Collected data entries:
::::

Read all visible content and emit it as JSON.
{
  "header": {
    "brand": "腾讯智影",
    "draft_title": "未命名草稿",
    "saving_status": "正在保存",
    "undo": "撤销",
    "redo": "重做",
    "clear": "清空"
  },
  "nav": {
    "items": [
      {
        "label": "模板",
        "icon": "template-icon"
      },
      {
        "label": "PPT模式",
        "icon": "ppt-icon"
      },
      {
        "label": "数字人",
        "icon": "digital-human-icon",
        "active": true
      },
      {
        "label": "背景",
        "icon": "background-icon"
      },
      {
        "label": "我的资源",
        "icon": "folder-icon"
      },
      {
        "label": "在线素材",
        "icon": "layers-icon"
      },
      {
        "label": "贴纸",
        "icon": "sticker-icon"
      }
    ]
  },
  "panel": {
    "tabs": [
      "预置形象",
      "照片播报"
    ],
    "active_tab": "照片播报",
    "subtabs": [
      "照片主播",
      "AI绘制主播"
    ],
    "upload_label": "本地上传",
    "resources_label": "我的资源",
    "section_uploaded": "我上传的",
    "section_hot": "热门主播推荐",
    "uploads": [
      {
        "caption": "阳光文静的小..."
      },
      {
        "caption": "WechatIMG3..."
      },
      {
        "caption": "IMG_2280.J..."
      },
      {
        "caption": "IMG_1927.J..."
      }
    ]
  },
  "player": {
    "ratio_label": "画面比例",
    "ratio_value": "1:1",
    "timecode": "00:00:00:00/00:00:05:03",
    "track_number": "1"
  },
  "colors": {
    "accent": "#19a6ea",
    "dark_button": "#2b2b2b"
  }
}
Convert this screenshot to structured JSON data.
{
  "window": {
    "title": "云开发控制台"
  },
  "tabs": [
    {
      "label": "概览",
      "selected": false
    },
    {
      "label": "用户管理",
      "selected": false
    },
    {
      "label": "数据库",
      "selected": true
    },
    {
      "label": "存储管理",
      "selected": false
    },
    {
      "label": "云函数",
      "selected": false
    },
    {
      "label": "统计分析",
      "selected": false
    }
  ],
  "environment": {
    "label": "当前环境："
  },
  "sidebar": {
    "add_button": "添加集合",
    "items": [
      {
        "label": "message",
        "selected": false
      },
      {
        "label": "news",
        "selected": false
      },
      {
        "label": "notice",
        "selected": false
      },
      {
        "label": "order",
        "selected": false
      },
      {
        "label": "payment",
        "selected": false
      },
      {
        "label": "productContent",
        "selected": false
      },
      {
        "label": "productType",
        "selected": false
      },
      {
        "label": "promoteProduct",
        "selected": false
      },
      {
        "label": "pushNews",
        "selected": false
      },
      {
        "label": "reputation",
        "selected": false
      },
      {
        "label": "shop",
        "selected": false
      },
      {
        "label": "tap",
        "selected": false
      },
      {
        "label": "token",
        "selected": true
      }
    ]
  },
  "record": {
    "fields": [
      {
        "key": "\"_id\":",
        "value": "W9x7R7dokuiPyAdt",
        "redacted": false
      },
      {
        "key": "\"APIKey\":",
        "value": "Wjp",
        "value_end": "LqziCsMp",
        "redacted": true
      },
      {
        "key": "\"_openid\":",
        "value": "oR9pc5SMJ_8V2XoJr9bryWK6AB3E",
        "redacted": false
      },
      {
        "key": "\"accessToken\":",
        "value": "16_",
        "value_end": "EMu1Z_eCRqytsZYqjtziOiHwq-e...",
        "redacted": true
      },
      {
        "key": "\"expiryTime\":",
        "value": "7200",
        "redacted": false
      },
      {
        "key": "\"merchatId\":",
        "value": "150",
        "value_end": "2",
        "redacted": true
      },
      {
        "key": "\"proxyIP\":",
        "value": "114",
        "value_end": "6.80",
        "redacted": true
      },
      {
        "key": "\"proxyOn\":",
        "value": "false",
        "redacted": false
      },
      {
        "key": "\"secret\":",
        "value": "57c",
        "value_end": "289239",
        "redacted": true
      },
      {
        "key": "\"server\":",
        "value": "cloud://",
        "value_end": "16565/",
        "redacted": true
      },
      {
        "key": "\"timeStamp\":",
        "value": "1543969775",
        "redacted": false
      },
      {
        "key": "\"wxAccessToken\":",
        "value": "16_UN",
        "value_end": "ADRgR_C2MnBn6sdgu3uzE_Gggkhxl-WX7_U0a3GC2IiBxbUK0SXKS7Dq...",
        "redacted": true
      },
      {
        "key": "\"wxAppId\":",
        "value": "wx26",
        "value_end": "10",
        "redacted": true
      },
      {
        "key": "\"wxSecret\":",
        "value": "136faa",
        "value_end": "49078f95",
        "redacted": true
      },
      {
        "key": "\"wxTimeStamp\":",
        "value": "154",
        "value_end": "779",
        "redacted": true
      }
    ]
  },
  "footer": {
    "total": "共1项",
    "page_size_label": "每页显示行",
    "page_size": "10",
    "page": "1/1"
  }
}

::::

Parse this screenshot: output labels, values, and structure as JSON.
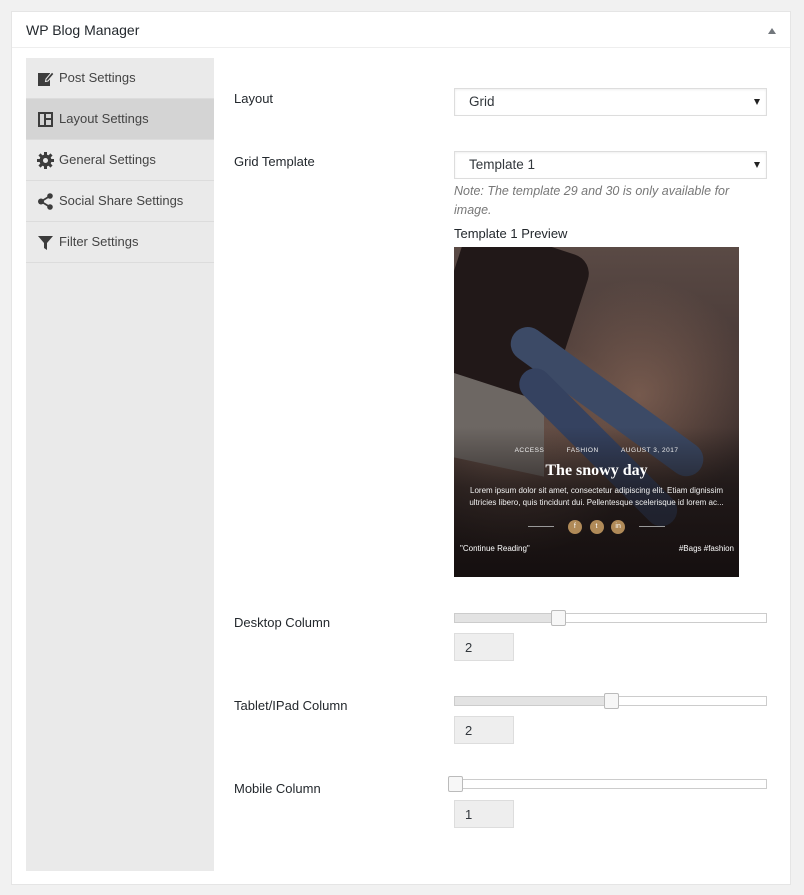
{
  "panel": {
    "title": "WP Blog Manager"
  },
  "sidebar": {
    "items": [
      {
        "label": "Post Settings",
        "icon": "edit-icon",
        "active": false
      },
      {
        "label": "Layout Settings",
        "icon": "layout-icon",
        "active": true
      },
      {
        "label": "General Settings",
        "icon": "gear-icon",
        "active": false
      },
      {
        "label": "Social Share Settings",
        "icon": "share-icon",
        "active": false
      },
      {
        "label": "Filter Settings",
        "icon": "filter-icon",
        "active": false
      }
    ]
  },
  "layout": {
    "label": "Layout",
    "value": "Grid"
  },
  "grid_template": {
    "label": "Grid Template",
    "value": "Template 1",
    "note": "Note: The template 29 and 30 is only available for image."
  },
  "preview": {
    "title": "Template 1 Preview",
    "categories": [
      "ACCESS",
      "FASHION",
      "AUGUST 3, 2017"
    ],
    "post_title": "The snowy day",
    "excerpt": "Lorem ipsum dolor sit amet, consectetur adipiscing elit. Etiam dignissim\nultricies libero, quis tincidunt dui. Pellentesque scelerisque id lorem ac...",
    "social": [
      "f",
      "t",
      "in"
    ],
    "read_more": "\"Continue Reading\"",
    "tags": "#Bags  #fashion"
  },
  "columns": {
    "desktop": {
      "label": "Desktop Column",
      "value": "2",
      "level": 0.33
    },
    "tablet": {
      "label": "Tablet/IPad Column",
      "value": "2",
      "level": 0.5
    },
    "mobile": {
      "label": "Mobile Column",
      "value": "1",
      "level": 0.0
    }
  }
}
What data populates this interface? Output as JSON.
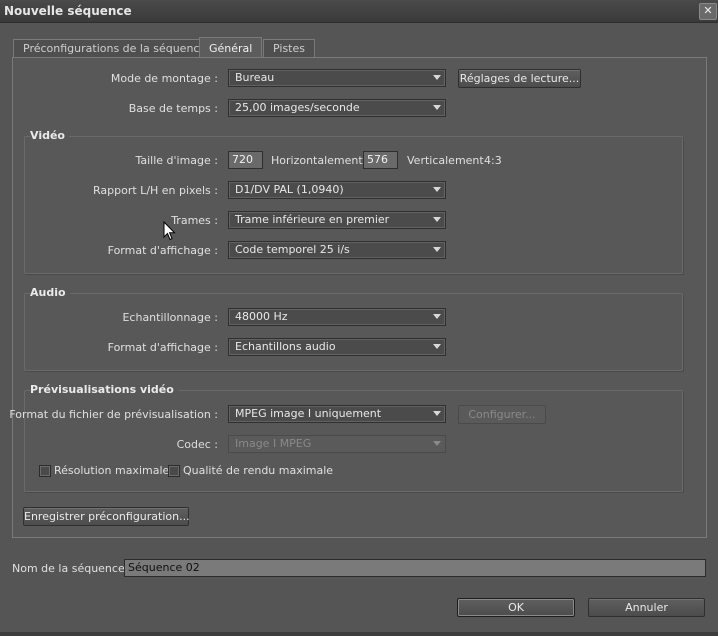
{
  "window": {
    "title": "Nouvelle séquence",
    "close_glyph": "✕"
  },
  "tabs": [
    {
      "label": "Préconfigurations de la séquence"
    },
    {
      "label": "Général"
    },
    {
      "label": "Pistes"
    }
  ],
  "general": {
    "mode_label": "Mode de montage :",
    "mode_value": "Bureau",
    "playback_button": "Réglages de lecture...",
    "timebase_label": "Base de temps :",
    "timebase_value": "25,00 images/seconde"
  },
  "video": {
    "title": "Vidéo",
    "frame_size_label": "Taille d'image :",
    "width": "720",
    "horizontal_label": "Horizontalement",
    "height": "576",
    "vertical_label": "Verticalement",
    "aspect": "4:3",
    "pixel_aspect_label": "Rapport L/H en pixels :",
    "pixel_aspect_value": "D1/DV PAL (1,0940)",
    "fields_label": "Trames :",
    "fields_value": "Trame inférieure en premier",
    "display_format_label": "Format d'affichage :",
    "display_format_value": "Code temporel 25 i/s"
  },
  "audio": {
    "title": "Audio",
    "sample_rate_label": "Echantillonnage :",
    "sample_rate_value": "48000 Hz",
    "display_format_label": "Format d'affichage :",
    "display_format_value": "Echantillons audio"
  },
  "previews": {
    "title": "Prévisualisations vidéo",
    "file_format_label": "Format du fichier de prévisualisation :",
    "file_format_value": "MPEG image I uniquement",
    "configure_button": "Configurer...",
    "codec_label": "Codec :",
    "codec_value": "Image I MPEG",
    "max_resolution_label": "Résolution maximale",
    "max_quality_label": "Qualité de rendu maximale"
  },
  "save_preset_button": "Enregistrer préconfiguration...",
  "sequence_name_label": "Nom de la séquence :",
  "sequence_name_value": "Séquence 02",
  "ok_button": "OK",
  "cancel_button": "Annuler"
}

::::

• [Given problem] Gather up the lines containing the word "caption" from these records and copy them.

• [Solution for this task]
        "caption": "阳光文静的小..."
        "caption": "WechatIMG3..."
        "caption": "IMG_2280.J..."
        "caption": "IMG_1927.J..."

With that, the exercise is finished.